- WRITTEN EXERCISE
List every line below containing "Doing".

Records that describe figures
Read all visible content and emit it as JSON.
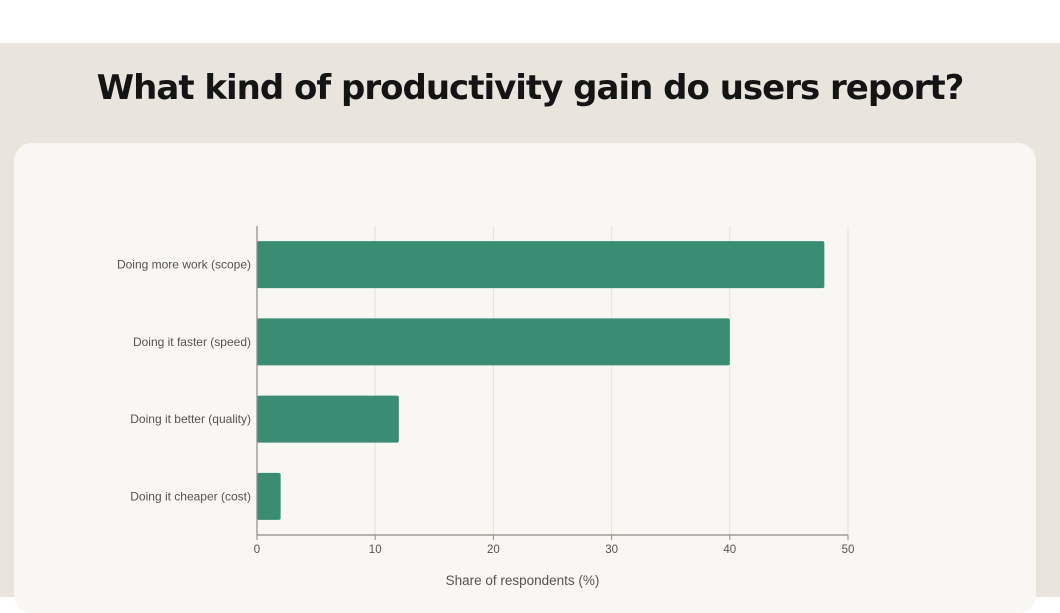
{
  "title": "What kind of productivity gain do users report?",
  "colors": {
    "bar": "#3a8d73",
    "grid": "#e4e1da",
    "axis": "#8c8a84"
  },
  "chart_data": {
    "type": "bar",
    "orientation": "horizontal",
    "categories": [
      "Doing more work (scope)",
      "Doing it faster (speed)",
      "Doing it better (quality)",
      "Doing it cheaper (cost)"
    ],
    "values": [
      48,
      40,
      12,
      2
    ],
    "xlabel": "Share of respondents (%)",
    "ylabel": "",
    "xlim": [
      0,
      50
    ],
    "xticks": [
      0,
      10,
      20,
      30,
      40,
      50
    ],
    "grid": true,
    "legend": "none"
  }
}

- TASK SOLUTION
      "Doing more work (scope)",
      "Doing it faster (speed)",
      "Doing it better (quality)",
      "Doing it cheaper (cost)"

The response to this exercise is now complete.